■ **What you need to do**
Copy out every record below with complete accuracy.

(Some records)
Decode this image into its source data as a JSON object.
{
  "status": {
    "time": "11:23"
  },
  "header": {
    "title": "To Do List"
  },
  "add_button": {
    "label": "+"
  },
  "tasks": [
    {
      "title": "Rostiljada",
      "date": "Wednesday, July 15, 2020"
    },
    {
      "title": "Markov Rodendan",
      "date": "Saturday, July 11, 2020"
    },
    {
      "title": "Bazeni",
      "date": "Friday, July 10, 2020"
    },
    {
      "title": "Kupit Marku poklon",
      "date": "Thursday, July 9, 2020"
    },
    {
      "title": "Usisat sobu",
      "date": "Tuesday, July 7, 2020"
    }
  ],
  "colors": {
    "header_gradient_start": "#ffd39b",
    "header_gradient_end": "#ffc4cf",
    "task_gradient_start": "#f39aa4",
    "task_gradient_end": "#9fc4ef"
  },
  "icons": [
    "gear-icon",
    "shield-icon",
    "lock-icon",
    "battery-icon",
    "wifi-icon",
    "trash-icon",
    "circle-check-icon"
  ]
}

■ **Written answer**
Decode this image into its source data as a JSON object.
{
  "status": {
    "time": "11:23"
  },
  "header": {
    "title": "To Do List"
  },
  "add_button": {
    "label": "+"
  },
  "tasks": [
    {
      "title": "Rostiljada",
      "date": "Wednesday, July 15, 2020"
    },
    {
      "title": "Markov Rodendan",
      "date": "Saturday, July 11, 2020"
    },
    {
      "title": "Bazeni",
      "date": "Friday, July 10, 2020"
    },
    {
      "title": "Kupit Marku poklon",
      "date": "Thursday, July 9, 2020"
    },
    {
      "title": "Usisat sobu",
      "date": "Tuesday, July 7, 2020"
    }
  ],
  "colors": {
    "header_gradient_start": "#ffd39b",
    "header_gradient_end": "#ffc4cf",
    "task_gradient_start": "#f39aa4",
    "task_gradient_end": "#9fc4ef"
  },
  "icons": [
    "gear-icon",
    "shield-icon",
    "lock-icon",
    "battery-icon",
    "wifi-icon",
    "trash-icon",
    "circle-check-icon"
  ]
}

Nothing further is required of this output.